*TASK INSTRUCTIONS*:
Copy all lines in which the word "előfeszítő" can be found.

*RECORDS TO USE*:
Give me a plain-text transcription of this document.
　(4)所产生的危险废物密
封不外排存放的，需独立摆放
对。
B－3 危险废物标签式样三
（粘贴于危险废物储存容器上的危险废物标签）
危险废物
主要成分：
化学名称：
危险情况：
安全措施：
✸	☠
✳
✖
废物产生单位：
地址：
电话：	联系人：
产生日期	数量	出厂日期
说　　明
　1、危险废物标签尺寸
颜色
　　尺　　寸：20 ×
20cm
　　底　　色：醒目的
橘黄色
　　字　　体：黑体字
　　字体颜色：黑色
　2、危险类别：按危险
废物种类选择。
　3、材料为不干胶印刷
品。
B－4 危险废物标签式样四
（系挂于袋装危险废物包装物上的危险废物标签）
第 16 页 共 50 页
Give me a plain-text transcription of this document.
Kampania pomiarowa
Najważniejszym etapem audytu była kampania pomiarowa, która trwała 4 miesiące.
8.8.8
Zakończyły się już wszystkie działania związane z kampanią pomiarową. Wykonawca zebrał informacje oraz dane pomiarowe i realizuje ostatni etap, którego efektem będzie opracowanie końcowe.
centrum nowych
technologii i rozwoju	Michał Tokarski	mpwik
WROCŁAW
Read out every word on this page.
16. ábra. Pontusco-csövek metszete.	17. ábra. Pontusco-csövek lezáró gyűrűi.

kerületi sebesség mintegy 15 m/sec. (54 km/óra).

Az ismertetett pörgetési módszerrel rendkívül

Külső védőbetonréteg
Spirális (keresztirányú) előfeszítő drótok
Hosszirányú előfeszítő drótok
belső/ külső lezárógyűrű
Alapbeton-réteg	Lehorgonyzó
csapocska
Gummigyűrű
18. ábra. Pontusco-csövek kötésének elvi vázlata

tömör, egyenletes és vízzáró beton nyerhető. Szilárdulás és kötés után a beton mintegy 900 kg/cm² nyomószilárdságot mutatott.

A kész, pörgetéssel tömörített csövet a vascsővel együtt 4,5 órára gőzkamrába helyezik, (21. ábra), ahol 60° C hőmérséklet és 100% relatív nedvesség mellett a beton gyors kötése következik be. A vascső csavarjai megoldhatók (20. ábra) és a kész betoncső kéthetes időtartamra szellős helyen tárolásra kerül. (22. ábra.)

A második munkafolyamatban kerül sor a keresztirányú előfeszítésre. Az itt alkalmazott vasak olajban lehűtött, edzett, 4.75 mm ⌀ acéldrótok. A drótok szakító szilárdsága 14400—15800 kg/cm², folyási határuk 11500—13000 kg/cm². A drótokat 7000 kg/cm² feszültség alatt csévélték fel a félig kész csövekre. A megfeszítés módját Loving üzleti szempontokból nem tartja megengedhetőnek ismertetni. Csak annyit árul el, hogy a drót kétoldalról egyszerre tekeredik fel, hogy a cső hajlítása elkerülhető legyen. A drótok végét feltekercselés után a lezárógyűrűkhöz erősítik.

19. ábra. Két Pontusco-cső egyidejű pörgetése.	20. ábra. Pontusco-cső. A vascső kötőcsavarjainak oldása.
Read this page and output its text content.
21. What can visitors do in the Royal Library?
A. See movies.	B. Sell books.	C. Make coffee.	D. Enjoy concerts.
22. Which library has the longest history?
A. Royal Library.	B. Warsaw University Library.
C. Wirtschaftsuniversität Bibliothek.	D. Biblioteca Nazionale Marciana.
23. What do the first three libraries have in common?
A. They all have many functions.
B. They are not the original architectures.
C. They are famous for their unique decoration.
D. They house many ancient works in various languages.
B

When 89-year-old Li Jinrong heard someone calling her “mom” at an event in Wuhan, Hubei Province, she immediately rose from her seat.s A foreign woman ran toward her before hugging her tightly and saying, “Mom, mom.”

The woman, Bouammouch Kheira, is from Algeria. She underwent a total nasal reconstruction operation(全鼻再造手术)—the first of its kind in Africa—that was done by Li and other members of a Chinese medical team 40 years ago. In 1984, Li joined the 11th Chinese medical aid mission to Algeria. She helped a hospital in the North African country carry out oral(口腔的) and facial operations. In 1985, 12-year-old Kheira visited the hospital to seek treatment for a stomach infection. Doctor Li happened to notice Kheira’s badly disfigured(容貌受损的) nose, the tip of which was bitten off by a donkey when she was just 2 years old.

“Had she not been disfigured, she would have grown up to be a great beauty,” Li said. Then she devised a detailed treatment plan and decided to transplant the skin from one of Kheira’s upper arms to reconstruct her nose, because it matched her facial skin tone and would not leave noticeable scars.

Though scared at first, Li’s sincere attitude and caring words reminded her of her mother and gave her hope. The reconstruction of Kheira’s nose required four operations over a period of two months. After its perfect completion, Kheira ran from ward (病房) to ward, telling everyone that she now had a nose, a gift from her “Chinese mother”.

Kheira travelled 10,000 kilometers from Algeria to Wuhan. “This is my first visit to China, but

*OUTPUT BELOW*:
Spirális (keresztirányú) előfeszítő drótok
Hosszirányú előfeszítő drótok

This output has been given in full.